**Extract**
────

One of Mrs Wellthisiswhatithink’s favourite leisure activities, Dear Reader, is to grab a gold pan and head to the streams around Ballarat and wade around looking for flecks of alluvial gold. This is always more fun if it’s done in cold, steady drizzle, or blazing mid-summer sunshine.
So far she has managed to find four mosquito bites, an old Coke can, and a husband who prefers to sit on the bank eating ham sandwiches and taking photos of the meadow flowers with his iPhone.
But this would obscure the fact that others are more lucky, especially those peculiar bods wandering around with a stick with a plate on the end of it and a pair of headphones.
A Victorian man is $141, 000 richer today thanks to his wife.
Kerang resident Mick Brown had just given up smoking and was in such a bad mood his wife told him to get out of the house to give her some space.

────

**Data shown**
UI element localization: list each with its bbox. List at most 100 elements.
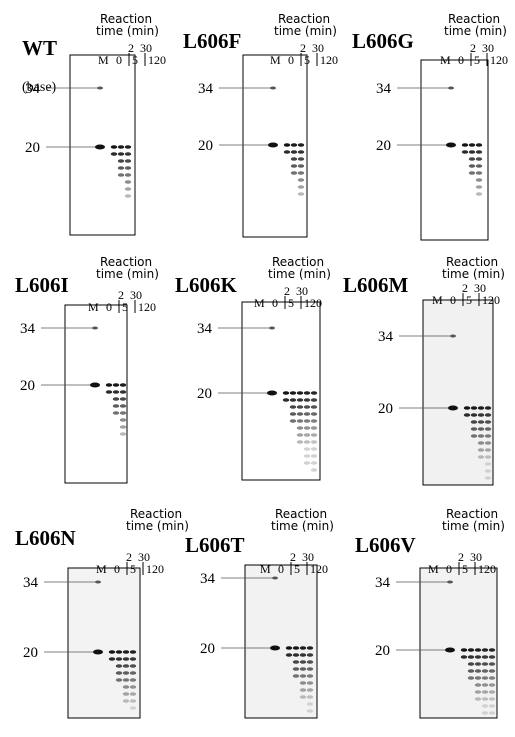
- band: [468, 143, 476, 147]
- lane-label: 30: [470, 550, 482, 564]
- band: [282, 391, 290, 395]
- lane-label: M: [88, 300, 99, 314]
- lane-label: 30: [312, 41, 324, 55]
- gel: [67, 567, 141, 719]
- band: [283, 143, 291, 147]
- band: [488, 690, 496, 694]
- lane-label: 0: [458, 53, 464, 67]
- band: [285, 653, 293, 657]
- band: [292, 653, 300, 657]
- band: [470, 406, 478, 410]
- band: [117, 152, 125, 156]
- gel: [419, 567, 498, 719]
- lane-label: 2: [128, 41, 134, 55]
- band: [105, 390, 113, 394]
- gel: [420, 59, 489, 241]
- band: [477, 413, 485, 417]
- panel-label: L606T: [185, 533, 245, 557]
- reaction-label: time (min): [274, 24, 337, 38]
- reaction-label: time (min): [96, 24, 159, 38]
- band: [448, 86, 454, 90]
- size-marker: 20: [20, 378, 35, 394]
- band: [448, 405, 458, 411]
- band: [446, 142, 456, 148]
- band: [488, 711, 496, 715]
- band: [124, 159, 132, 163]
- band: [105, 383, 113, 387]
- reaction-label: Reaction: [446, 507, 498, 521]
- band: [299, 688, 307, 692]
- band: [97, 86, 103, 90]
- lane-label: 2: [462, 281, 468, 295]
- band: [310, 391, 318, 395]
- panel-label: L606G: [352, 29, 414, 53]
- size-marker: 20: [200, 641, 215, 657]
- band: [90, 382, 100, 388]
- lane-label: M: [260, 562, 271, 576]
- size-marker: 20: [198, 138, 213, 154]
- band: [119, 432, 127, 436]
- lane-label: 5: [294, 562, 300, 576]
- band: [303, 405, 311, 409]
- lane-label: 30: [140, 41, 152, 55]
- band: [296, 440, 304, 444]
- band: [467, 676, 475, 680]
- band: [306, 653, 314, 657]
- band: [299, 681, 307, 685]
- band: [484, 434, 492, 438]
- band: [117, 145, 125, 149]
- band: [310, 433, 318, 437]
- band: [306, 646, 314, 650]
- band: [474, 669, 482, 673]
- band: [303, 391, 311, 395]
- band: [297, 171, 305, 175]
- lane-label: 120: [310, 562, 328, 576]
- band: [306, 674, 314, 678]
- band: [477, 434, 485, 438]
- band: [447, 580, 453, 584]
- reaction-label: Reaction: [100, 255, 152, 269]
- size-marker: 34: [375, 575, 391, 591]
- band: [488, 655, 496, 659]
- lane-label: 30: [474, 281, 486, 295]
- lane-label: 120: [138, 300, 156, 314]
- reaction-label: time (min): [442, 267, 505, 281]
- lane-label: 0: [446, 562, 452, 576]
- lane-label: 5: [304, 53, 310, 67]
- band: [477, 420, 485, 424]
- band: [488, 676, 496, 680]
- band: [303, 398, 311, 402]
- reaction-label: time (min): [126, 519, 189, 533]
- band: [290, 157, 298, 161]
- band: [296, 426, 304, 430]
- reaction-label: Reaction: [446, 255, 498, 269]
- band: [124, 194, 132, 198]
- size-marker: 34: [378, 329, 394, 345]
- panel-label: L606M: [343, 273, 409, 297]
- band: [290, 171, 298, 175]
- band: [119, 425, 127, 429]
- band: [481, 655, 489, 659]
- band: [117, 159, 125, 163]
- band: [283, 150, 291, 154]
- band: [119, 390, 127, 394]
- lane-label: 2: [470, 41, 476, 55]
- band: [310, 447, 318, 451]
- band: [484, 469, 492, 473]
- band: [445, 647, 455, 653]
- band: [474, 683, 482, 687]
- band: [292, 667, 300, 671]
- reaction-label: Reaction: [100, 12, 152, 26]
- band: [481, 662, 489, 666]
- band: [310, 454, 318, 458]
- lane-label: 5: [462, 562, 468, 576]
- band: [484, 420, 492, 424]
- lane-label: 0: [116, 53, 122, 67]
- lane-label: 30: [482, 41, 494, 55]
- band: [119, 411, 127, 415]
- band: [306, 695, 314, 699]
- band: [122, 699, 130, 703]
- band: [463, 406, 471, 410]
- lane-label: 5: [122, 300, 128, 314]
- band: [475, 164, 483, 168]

────

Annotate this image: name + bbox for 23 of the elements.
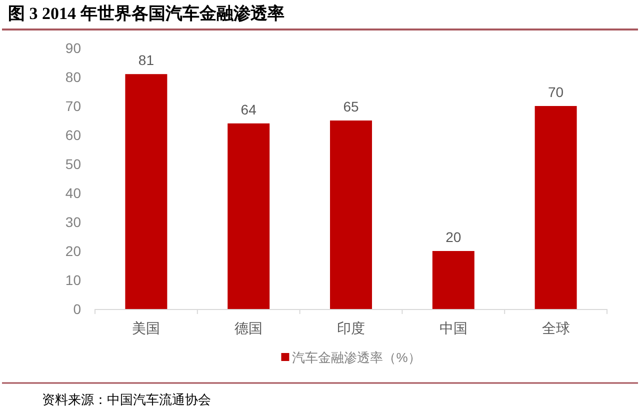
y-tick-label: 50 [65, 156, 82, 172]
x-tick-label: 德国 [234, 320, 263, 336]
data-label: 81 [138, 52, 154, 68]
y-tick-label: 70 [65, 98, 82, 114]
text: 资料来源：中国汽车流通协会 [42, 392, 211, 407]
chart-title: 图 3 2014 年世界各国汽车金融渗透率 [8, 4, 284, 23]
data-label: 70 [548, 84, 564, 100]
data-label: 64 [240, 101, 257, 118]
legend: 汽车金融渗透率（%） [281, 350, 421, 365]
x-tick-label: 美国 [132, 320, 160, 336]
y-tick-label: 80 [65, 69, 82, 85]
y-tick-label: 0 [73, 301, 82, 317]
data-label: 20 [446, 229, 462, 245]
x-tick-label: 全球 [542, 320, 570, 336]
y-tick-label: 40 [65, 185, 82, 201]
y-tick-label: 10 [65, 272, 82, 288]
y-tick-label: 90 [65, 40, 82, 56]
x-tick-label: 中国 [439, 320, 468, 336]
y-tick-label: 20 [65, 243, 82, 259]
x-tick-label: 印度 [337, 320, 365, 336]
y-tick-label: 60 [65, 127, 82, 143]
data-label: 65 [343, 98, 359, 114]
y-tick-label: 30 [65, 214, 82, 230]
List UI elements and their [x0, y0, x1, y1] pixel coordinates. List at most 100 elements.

────

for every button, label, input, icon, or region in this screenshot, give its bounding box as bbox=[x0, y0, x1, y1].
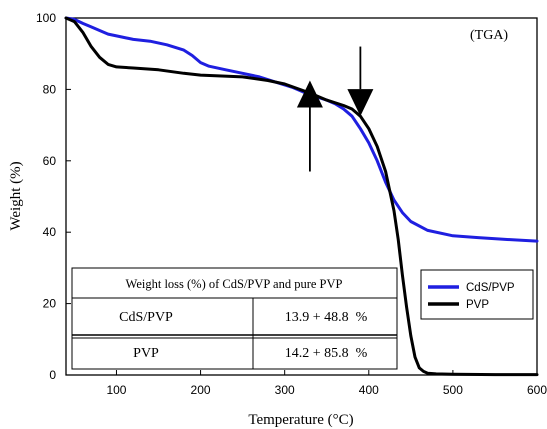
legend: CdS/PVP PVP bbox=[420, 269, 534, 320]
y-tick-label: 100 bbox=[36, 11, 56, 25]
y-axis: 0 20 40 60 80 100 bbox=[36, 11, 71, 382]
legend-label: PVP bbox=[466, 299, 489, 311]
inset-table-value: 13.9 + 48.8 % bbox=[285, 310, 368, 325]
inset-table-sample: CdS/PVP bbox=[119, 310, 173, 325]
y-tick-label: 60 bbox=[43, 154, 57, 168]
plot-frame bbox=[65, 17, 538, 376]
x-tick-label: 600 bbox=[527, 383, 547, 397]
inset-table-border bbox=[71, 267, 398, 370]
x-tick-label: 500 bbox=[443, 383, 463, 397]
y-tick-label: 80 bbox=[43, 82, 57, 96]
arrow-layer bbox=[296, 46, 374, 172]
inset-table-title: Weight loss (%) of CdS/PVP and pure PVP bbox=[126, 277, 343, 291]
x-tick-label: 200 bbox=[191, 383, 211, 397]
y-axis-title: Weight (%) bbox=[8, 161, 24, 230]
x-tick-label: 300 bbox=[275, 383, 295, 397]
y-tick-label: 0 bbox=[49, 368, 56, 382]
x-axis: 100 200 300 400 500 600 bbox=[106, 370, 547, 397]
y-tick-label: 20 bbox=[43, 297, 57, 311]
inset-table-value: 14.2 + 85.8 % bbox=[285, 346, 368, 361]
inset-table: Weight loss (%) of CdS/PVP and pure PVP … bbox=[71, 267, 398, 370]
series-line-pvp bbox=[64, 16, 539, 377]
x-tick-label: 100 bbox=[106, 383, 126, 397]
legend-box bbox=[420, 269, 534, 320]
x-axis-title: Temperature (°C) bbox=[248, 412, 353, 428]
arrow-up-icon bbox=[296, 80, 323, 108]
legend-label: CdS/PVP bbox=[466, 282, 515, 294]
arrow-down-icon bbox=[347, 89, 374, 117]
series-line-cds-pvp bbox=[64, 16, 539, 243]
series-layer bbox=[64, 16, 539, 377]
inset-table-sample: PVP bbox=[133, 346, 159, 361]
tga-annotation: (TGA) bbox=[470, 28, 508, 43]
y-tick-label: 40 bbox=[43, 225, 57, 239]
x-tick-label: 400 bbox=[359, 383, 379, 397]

────

**Task set**
A – Using the gold-panning post, decide whether each statement agrees with it. Answer yes or no, and quote the words that decide it. (i) Mrs Wellthisiswhatithink has found four mosquito bites while panning. (ii) Her husband wades through the streams with her. (iii) Mick Brown lives in Kerang.
B – Pick up the gold-panning post after its final sentence and write what comes next.
The lines have nothing to do with what is asked here.

**Final results**
A –
(i) Yes: "So far she has managed to find four mosquito bites"
(ii) No: "a husband who prefers to sit on the bank eating ham sandwiches"
(iii) Yes: "Kerang resident Mick Brown"

B –
A seasoned prospector, Brown decided to let off some steam by searching a patch of land near Wedderburn. Wedderburn is a rural town in Victoria, Australia on the Calder Highway, 214 kilometres north of Victoria’s capital city, Melbourne. It is mainly a farming community but its early residents were gold miners and prospectors.
One of the main attractions for tourists is Hard Hill Reserve where, with a bit of imagination, one can feel a sense of what it was like in the ‘old days’ living in tents on the goldfields. Apart from gold, a number of Eucalyptus stills used to operate in the district and a replica still has been situated on the site and is fired up, by arrangement, for tourist buses. On site is one of the original batteries for crushing the ore and removing the gold. A puddler is also on site and a demonstration of it working can be seen during the annual Gold and Heritage Festival held round about the end of February and the beginning of March. The town is a popular spot for hopefuls with gold detectors who are still finding the occasional nice nugget.
But 42-year-old Mick did not expect to find anything having scoured the area many times before without success.
It was his lucky day.
Just 15 centimetres below the surface Brown struck gold, unearthing a 2.7 kilogram nugget.
“I thought, ‘bugger me, it is, it’s bloody gold,” Brown told local media.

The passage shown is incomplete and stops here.